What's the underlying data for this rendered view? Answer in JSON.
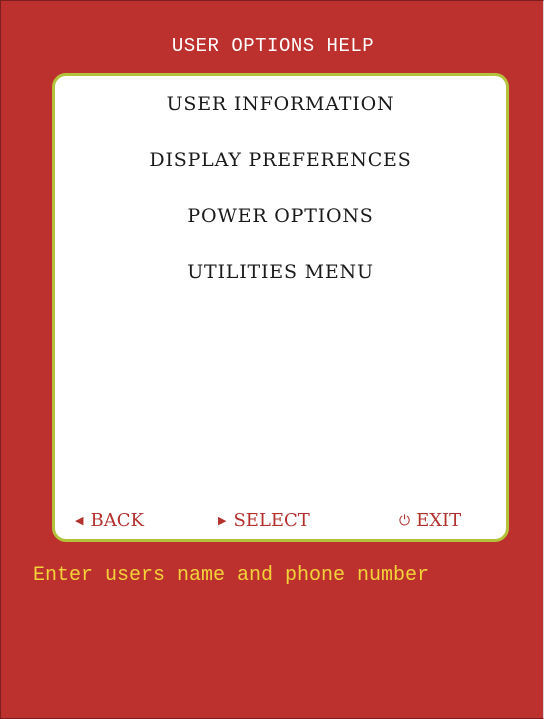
{
  "header": {
    "title": "USER OPTIONS HELP"
  },
  "menu": {
    "items": [
      {
        "label": "USER INFORMATION"
      },
      {
        "label": "DISPLAY PREFERENCES"
      },
      {
        "label": "POWER OPTIONS"
      },
      {
        "label": "UTILITIES MENU"
      }
    ]
  },
  "nav": {
    "back": {
      "icon": "triangle-left-icon",
      "glyph": "◀",
      "label": "BACK"
    },
    "select": {
      "icon": "triangle-right-icon",
      "glyph": "▶",
      "label": "SELECT"
    },
    "exit": {
      "icon": "power-icon",
      "glyph": "⏻",
      "label": "EXIT"
    }
  },
  "help": {
    "message": "Enter users name and phone number"
  },
  "colors": {
    "background": "#bc312e",
    "panel_border": "#b3c23a",
    "nav_text": "#b3302d",
    "message_text": "#f3d33a"
  }
}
-=-=-=-=-
* What is needed *
Search the listing for the word "triangle" and return each line that holds it.

* Result for this exercise *
      "icon": "triangle-left-icon",
      "icon": "triangle-right-icon",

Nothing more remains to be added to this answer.